- **Instructions to follow**: What is the number of lines holding the word "тебя"? Write that number and nothing else.
··· Exercise input ···
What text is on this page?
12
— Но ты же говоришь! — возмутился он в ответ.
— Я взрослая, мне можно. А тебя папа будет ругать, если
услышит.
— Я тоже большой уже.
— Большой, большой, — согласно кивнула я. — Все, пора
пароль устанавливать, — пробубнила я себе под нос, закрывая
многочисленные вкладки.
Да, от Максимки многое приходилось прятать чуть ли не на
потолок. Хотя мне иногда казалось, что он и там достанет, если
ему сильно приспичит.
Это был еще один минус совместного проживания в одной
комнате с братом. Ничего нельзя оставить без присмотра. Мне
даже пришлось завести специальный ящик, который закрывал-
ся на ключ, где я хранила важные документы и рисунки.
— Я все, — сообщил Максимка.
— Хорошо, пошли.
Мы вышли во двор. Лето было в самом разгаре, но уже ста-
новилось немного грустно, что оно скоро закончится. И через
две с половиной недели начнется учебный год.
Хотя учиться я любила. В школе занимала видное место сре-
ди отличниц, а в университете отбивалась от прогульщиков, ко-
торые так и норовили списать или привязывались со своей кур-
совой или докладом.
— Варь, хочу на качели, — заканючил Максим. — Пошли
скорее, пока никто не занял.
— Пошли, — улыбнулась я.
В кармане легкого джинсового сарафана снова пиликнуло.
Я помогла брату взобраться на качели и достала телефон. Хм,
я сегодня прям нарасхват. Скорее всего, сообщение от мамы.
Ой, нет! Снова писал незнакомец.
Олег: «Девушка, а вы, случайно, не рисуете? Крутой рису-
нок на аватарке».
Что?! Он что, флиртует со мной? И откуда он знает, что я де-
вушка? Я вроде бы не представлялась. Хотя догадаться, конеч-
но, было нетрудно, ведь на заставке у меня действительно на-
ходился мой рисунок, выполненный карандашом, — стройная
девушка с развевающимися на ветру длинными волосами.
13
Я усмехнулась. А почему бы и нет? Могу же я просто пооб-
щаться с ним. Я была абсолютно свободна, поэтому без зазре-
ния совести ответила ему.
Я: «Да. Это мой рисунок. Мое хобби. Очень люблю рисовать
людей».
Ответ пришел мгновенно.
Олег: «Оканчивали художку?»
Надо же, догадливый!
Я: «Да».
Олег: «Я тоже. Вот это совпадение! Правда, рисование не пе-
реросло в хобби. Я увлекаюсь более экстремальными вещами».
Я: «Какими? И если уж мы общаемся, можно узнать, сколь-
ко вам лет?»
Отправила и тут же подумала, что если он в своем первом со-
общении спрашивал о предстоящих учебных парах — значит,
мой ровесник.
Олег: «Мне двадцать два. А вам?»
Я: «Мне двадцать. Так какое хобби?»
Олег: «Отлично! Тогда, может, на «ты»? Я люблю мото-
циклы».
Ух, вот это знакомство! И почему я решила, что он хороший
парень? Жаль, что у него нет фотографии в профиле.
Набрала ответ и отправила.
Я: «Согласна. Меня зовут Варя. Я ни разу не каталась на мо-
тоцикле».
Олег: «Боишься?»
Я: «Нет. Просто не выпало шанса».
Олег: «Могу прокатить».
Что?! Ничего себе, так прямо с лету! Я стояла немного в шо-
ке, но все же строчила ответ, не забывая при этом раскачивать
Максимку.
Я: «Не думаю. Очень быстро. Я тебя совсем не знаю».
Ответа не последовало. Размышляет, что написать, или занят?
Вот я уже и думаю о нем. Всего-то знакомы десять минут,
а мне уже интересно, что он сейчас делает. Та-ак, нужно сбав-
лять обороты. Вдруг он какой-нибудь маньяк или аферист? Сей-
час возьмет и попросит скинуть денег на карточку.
···
- **Reply**: 2